◆ Exercise details ◆
Retype exactly the lines below, starting with the line that contains "What's the underlying" and ending with the last line; leave out any pictures.

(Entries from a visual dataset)
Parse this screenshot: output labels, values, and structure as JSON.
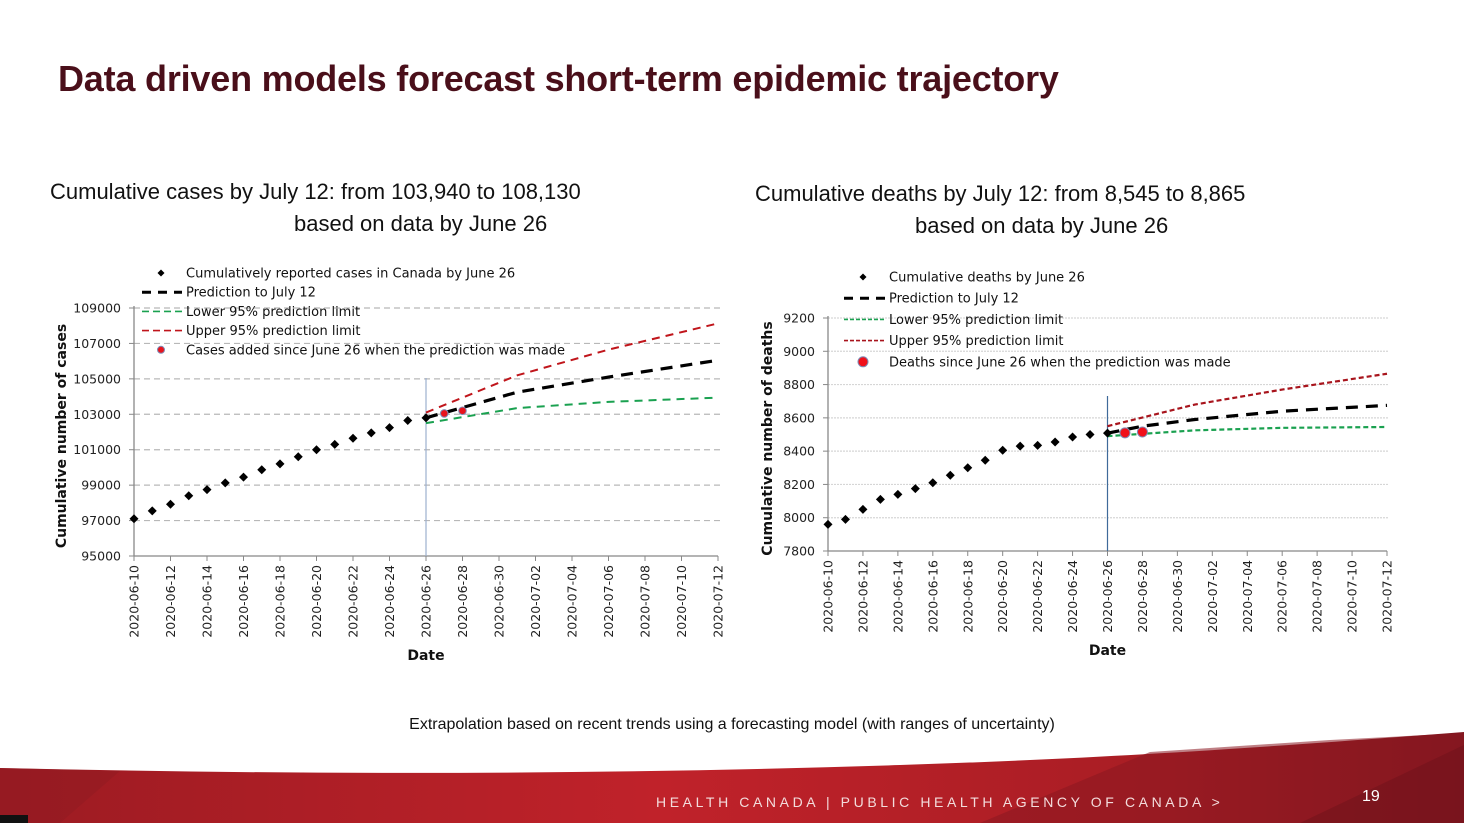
{
  "slide": {
    "title": "Data driven models forecast short-term epidemic trajectory",
    "footnote": "Extrapolation based on recent trends using a forecasting model (with ranges of uncertainty)",
    "footer": "HEALTH CANADA | PUBLIC HEALTH AGENCY OF CANADA >",
    "page_number": "19",
    "colors": {
      "title": "#4a0f1a",
      "footer_red": "#b3202a",
      "footer_dark": "#7d1520"
    }
  },
  "left_panel": {
    "heading_line1": "Cumulative cases by July 12:  from 103,940 to 108,130",
    "heading_line2": "based on data by June 26"
  },
  "right_panel": {
    "heading_line1": "Cumulative deaths by July 12:  from 8,545 to 8,865",
    "heading_line2": "based on data by June 26"
  },
  "chart_data": [
    {
      "type": "scatter",
      "title": "Cumulative cases by July 12: from 103,940 to 108,130",
      "xlabel": "Date",
      "ylabel": "Cumulative number of cases",
      "ylim": [
        95000,
        109000
      ],
      "yticks": [
        "95000",
        "97000",
        "99000",
        "101000",
        "103000",
        "105000",
        "107000",
        "109000"
      ],
      "x_range": [
        "2020-06-10",
        "2020-07-12"
      ],
      "xticks": [
        "2020-06-10",
        "2020-06-12",
        "2020-06-14",
        "2020-06-16",
        "2020-06-18",
        "2020-06-20",
        "2020-06-22",
        "2020-06-24",
        "2020-06-26",
        "2020-06-28",
        "2020-06-30",
        "2020-07-02",
        "2020-07-04",
        "2020-07-06",
        "2020-07-08",
        "2020-07-10",
        "2020-07-12"
      ],
      "grid": "horizontal-dashed",
      "vline": "2020-06-26",
      "legend_position": "top-left",
      "legend": [
        {
          "label": "Cumulatively reported cases in Canada by June 26",
          "style": "diamond",
          "color": "#000000"
        },
        {
          "label": "Prediction to July 12",
          "style": "dash-thick",
          "color": "#000000"
        },
        {
          "label": "Lower 95% prediction limit",
          "style": "dash",
          "color": "#1aa150"
        },
        {
          "label": "Upper 95% prediction limit",
          "style": "dash",
          "color": "#c0151b"
        },
        {
          "label": "Cases added since June 26 when the prediction was made",
          "style": "dot",
          "color": "#e8141d"
        }
      ],
      "series": [
        {
          "name": "Cumulatively reported cases in Canada by June 26",
          "kind": "points",
          "x": [
            "2020-06-10",
            "2020-06-11",
            "2020-06-12",
            "2020-06-13",
            "2020-06-14",
            "2020-06-15",
            "2020-06-16",
            "2020-06-17",
            "2020-06-18",
            "2020-06-19",
            "2020-06-20",
            "2020-06-21",
            "2020-06-22",
            "2020-06-23",
            "2020-06-24",
            "2020-06-25",
            "2020-06-26"
          ],
          "values": [
            97100,
            97550,
            97920,
            98400,
            98750,
            99130,
            99450,
            99870,
            100200,
            100600,
            101000,
            101300,
            101650,
            101950,
            102250,
            102650,
            102800
          ]
        },
        {
          "name": "Prediction to July 12",
          "kind": "line",
          "x": [
            "2020-06-26",
            "2020-07-01",
            "2020-07-06",
            "2020-07-12"
          ],
          "values": [
            102800,
            104250,
            105100,
            106050
          ]
        },
        {
          "name": "Lower 95% prediction limit",
          "kind": "line",
          "x": [
            "2020-06-26",
            "2020-07-01",
            "2020-07-06",
            "2020-07-12"
          ],
          "values": [
            102500,
            103350,
            103700,
            103940
          ]
        },
        {
          "name": "Upper 95% prediction limit",
          "kind": "line",
          "x": [
            "2020-06-26",
            "2020-07-01",
            "2020-07-06",
            "2020-07-12"
          ],
          "values": [
            103100,
            105200,
            106650,
            108130
          ]
        },
        {
          "name": "Cases added since June 26 when the prediction was made",
          "kind": "dots",
          "x": [
            "2020-06-27",
            "2020-06-28"
          ],
          "values": [
            103050,
            103200
          ]
        }
      ]
    },
    {
      "type": "scatter",
      "title": "Cumulative deaths by July 12: from 8,545 to 8,865",
      "xlabel": "Date",
      "ylabel": "Cumulative number of deaths",
      "ylim": [
        7800,
        9200
      ],
      "yticks": [
        "7800",
        "8000",
        "8200",
        "8400",
        "8600",
        "8800",
        "9000",
        "9200"
      ],
      "x_range": [
        "2020-06-10",
        "2020-07-12"
      ],
      "xticks": [
        "2020-06-10",
        "2020-06-12",
        "2020-06-14",
        "2020-06-16",
        "2020-06-18",
        "2020-06-20",
        "2020-06-22",
        "2020-06-24",
        "2020-06-26",
        "2020-06-28",
        "2020-06-30",
        "2020-07-02",
        "2020-07-04",
        "2020-07-06",
        "2020-07-08",
        "2020-07-10",
        "2020-07-12"
      ],
      "grid": "horizontal-solid-light",
      "vline": "2020-06-26",
      "legend_position": "top-left",
      "legend": [
        {
          "label": "Cumulative deaths by June 26",
          "style": "diamond",
          "color": "#000000"
        },
        {
          "label": "Prediction to July 12",
          "style": "dash-thick",
          "color": "#000000"
        },
        {
          "label": "Lower 95% prediction limit",
          "style": "dash-fine",
          "color": "#1aa150"
        },
        {
          "label": "Upper 95% prediction limit",
          "style": "dash-fine",
          "color": "#a8141c"
        },
        {
          "label": "Deaths since June 26 when the prediction was made",
          "style": "dot",
          "color": "#f0101a"
        }
      ],
      "series": [
        {
          "name": "Cumulative deaths by June 26",
          "kind": "points",
          "x": [
            "2020-06-10",
            "2020-06-11",
            "2020-06-12",
            "2020-06-13",
            "2020-06-14",
            "2020-06-15",
            "2020-06-16",
            "2020-06-17",
            "2020-06-18",
            "2020-06-19",
            "2020-06-20",
            "2020-06-21",
            "2020-06-22",
            "2020-06-23",
            "2020-06-24",
            "2020-06-25",
            "2020-06-26"
          ],
          "values": [
            7960,
            7990,
            8050,
            8110,
            8140,
            8175,
            8210,
            8255,
            8300,
            8345,
            8405,
            8430,
            8435,
            8455,
            8485,
            8500,
            8508
          ]
        },
        {
          "name": "Prediction to July 12",
          "kind": "line",
          "x": [
            "2020-06-26",
            "2020-06-28",
            "2020-07-01",
            "2020-07-06",
            "2020-07-12"
          ],
          "values": [
            8508,
            8550,
            8590,
            8640,
            8675
          ]
        },
        {
          "name": "Lower 95% prediction limit",
          "kind": "line",
          "x": [
            "2020-06-26",
            "2020-07-01",
            "2020-07-06",
            "2020-07-12"
          ],
          "values": [
            8490,
            8525,
            8540,
            8545
          ]
        },
        {
          "name": "Upper 95% prediction limit",
          "kind": "line",
          "x": [
            "2020-06-26",
            "2020-07-01",
            "2020-07-06",
            "2020-07-12"
          ],
          "values": [
            8550,
            8680,
            8770,
            8865
          ]
        },
        {
          "name": "Deaths since June 26 when the prediction was made",
          "kind": "dots",
          "x": [
            "2020-06-27",
            "2020-06-28"
          ],
          "values": [
            8510,
            8515
          ]
        }
      ]
    }
  ]
}
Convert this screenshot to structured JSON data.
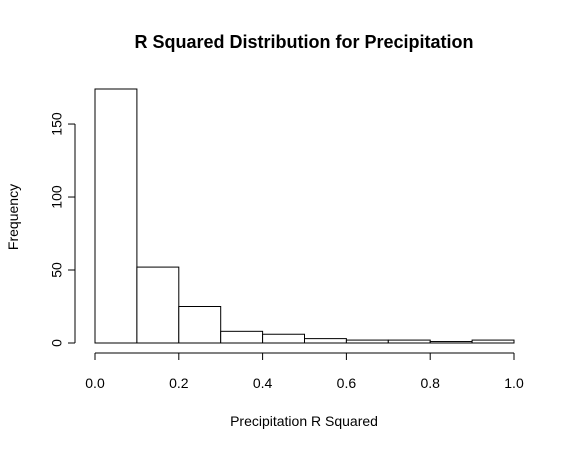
{
  "chart_data": {
    "type": "bar",
    "title": "R Squared Distribution for Precipitation",
    "xlabel": "Precipitation R Squared",
    "ylabel": "Frequency",
    "bins": [
      {
        "start": 0.0,
        "end": 0.1,
        "value": 174
      },
      {
        "start": 0.1,
        "end": 0.2,
        "value": 52
      },
      {
        "start": 0.2,
        "end": 0.3,
        "value": 25
      },
      {
        "start": 0.3,
        "end": 0.4,
        "value": 8
      },
      {
        "start": 0.4,
        "end": 0.5,
        "value": 6
      },
      {
        "start": 0.5,
        "end": 0.6,
        "value": 3
      },
      {
        "start": 0.6,
        "end": 0.7,
        "value": 2
      },
      {
        "start": 0.7,
        "end": 0.8,
        "value": 2
      },
      {
        "start": 0.8,
        "end": 0.9,
        "value": 1
      },
      {
        "start": 0.9,
        "end": 1.0,
        "value": 2
      }
    ],
    "xlim": [
      0.0,
      1.0
    ],
    "ylim": [
      0,
      174
    ],
    "x_ticks": [
      0.0,
      0.2,
      0.4,
      0.6,
      0.8,
      1.0
    ],
    "x_tick_labels": [
      "0.0",
      "0.2",
      "0.4",
      "0.6",
      "0.8",
      "1.0"
    ],
    "y_ticks": [
      0,
      50,
      100,
      150
    ],
    "y_tick_labels": [
      "0",
      "50",
      "100",
      "150"
    ],
    "grid": false,
    "colors": {
      "background": "#ffffff",
      "bar_fill": "#ffffff",
      "bar_stroke": "#000000",
      "text": "#000000",
      "axis": "#000000"
    }
  }
}
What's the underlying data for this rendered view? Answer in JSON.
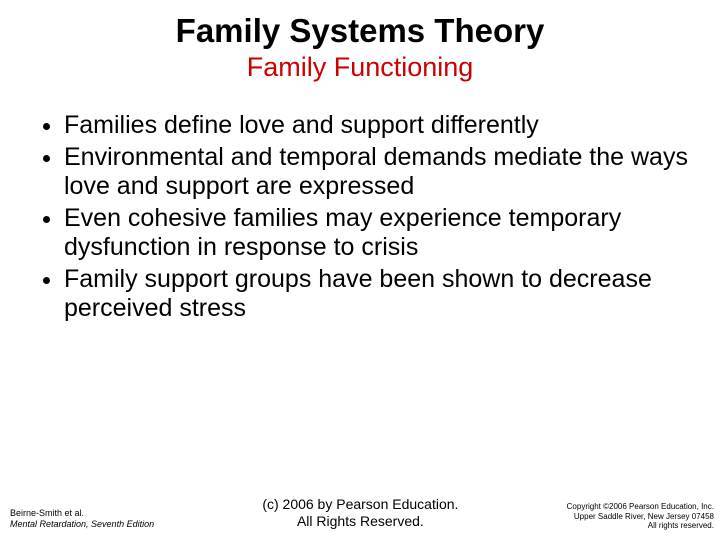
{
  "title": {
    "text": "Family Systems Theory",
    "color": "#000000",
    "fontsize": 33
  },
  "subtitle": {
    "text": "Family Functioning",
    "color": "#cc0000",
    "fontsize": 27
  },
  "bullets": {
    "fontsize": 25,
    "color": "#000000",
    "items": [
      "Families define love and support differently",
      "Environmental and temporal demands mediate the ways love and support are expressed",
      "Even cohesive families may experience temporary dysfunction in response to crisis",
      "Family support groups have been shown to decrease perceived stress"
    ]
  },
  "footer": {
    "left": {
      "line1": "Beirne-Smith et al.",
      "line2": "Mental Retardation, Seventh Edition",
      "fontsize": 9
    },
    "center": {
      "line1": "(c) 2006 by Pearson Education.",
      "line2": "All Rights Reserved.",
      "fontsize": 14
    },
    "right": {
      "line1": "Copyright ©2006 Pearson Education, Inc.",
      "line2": "Upper Saddle River, New Jersey 07458",
      "line3": "All rights reserved.",
      "fontsize": 8
    }
  }
}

◆ The output ◆
What's the underlying data for this rendered view? Answer in JSON.
{
  "title": {
    "text": "Family Systems Theory",
    "color": "#000000",
    "fontsize": 33
  },
  "subtitle": {
    "text": "Family Functioning",
    "color": "#cc0000",
    "fontsize": 27
  },
  "bullets": {
    "fontsize": 25,
    "color": "#000000",
    "items": [
      "Families define love and support differently",
      "Environmental and temporal demands mediate the ways love and support are expressed",
      "Even cohesive families may experience temporary dysfunction in response to crisis",
      "Family support groups have been shown to decrease perceived stress"
    ]
  },
  "footer": {
    "left": {
      "line1": "Beirne-Smith et al.",
      "line2": "Mental Retardation, Seventh Edition",
      "fontsize": 9
    },
    "center": {
      "line1": "(c) 2006 by Pearson Education.",
      "line2": "All Rights Reserved.",
      "fontsize": 14
    },
    "right": {
      "line1": "Copyright ©2006 Pearson Education, Inc.",
      "line2": "Upper Saddle River, New Jersey 07458",
      "line3": "All rights reserved.",
      "fontsize": 8
    }
  }
}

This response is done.